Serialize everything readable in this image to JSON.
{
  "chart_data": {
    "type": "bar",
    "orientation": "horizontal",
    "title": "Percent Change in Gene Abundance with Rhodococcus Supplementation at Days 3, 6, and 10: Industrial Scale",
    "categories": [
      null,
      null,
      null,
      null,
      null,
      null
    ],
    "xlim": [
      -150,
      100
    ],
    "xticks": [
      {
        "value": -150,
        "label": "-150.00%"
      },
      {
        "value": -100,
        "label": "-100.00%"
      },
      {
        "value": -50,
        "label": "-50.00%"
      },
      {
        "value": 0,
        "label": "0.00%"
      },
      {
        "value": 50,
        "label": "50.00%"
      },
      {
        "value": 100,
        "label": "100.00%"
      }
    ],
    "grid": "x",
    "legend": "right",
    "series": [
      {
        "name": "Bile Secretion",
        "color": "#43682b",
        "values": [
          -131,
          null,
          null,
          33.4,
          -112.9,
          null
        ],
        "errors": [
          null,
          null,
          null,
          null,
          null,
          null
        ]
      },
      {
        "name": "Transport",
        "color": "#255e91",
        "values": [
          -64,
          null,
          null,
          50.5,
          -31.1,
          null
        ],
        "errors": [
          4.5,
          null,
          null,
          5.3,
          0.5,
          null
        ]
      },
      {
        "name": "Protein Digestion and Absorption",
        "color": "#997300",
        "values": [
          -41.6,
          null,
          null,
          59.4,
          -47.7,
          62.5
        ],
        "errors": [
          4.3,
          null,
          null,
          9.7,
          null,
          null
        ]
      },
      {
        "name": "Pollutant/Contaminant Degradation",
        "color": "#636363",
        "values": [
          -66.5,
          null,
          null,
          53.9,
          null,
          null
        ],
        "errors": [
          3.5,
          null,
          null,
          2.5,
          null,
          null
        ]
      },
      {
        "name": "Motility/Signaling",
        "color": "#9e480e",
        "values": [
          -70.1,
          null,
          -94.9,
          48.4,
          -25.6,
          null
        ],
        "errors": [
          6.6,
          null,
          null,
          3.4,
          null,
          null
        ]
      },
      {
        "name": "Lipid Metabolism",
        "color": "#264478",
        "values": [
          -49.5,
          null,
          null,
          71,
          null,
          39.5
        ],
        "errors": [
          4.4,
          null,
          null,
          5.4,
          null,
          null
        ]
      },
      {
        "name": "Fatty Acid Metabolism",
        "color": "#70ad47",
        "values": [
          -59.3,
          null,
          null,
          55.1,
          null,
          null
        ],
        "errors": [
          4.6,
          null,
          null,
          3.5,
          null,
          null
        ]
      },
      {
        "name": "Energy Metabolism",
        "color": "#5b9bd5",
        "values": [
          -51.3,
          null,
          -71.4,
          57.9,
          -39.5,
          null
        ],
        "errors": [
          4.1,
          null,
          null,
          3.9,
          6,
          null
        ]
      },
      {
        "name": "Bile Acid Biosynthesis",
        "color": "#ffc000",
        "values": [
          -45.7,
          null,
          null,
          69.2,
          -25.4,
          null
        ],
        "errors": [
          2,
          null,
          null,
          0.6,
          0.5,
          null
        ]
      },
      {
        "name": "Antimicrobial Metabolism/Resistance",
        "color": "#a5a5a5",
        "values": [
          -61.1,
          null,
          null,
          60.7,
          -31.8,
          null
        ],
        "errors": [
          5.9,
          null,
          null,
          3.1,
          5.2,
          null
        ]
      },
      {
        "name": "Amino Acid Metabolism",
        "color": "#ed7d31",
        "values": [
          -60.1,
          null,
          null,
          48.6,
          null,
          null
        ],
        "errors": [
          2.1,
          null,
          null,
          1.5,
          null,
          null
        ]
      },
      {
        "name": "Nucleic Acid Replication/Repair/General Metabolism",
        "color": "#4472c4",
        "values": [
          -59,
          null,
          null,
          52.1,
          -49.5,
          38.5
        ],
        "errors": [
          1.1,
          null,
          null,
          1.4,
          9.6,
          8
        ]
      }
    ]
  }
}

..........

EXERCISE DESCRIPTION =
Output each line of the material above with no deviation.

RESULT =
Serialize everything readable in this image to JSON.
{
  "chart_data": {
    "type": "bar",
    "orientation": "horizontal",
    "title": "Percent Change in Gene Abundance with Rhodococcus Supplementation at Days 3, 6, and 10: Industrial Scale",
    "categories": [
      null,
      null,
      null,
      null,
      null,
      null
    ],
    "xlim": [
      -150,
      100
    ],
    "xticks": [
      {
        "value": -150,
        "label": "-150.00%"
      },
      {
        "value": -100,
        "label": "-100.00%"
      },
      {
        "value": -50,
        "label": "-50.00%"
      },
      {
        "value": 0,
        "label": "0.00%"
      },
      {
        "value": 50,
        "label": "50.00%"
      },
      {
        "value": 100,
        "label": "100.00%"
      }
    ],
    "grid": "x",
    "legend": "right",
    "series": [
      {
        "name": "Bile Secretion",
        "color": "#43682b",
        "values": [
          -131,
          null,
          null,
          33.4,
          -112.9,
          null
        ],
        "errors": [
          null,
          null,
          null,
          null,
          null,
          null
        ]
      },
      {
        "name": "Transport",
        "color": "#255e91",
        "values": [
          -64,
          null,
          null,
          50.5,
          -31.1,
          null
        ],
        "errors": [
          4.5,
          null,
          null,
          5.3,
          0.5,
          null
        ]
      },
      {
        "name": "Protein Digestion and Absorption",
        "color": "#997300",
        "values": [
          -41.6,
          null,
          null,
          59.4,
          -47.7,
          62.5
        ],
        "errors": [
          4.3,
          null,
          null,
          9.7,
          null,
          null
        ]
      },
      {
        "name": "Pollutant/Contaminant Degradation",
        "color": "#636363",
        "values": [
          -66.5,
          null,
          null,
          53.9,
          null,
          null
        ],
        "errors": [
          3.5,
          null,
          null,
          2.5,
          null,
          null
        ]
      },
      {
        "name": "Motility/Signaling",
        "color": "#9e480e",
        "values": [
          -70.1,
          null,
          -94.9,
          48.4,
          -25.6,
          null
        ],
        "errors": [
          6.6,
          null,
          null,
          3.4,
          null,
          null
        ]
      },
      {
        "name": "Lipid Metabolism",
        "color": "#264478",
        "values": [
          -49.5,
          null,
          null,
          71,
          null,
          39.5
        ],
        "errors": [
          4.4,
          null,
          null,
          5.4,
          null,
          null
        ]
      },
      {
        "name": "Fatty Acid Metabolism",
        "color": "#70ad47",
        "values": [
          -59.3,
          null,
          null,
          55.1,
          null,
          null
        ],
        "errors": [
          4.6,
          null,
          null,
          3.5,
          null,
          null
        ]
      },
      {
        "name": "Energy Metabolism",
        "color": "#5b9bd5",
        "values": [
          -51.3,
          null,
          -71.4,
          57.9,
          -39.5,
          null
        ],
        "errors": [
          4.1,
          null,
          null,
          3.9,
          6,
          null
        ]
      },
      {
        "name": "Bile Acid Biosynthesis",
        "color": "#ffc000",
        "values": [
          -45.7,
          null,
          null,
          69.2,
          -25.4,
          null
        ],
        "errors": [
          2,
          null,
          null,
          0.6,
          0.5,
          null
        ]
      },
      {
        "name": "Antimicrobial Metabolism/Resistance",
        "color": "#a5a5a5",
        "values": [
          -61.1,
          null,
          null,
          60.7,
          -31.8,
          null
        ],
        "errors": [
          5.9,
          null,
          null,
          3.1,
          5.2,
          null
        ]
      },
      {
        "name": "Amino Acid Metabolism",
        "color": "#ed7d31",
        "values": [
          -60.1,
          null,
          null,
          48.6,
          null,
          null
        ],
        "errors": [
          2.1,
          null,
          null,
          1.5,
          null,
          null
        ]
      },
      {
        "name": "Nucleic Acid Replication/Repair/General Metabolism",
        "color": "#4472c4",
        "values": [
          -59,
          null,
          null,
          52.1,
          -49.5,
          38.5
        ],
        "errors": [
          1.1,
          null,
          null,
          1.4,
          9.6,
          8
        ]
      }
    ]
  }
}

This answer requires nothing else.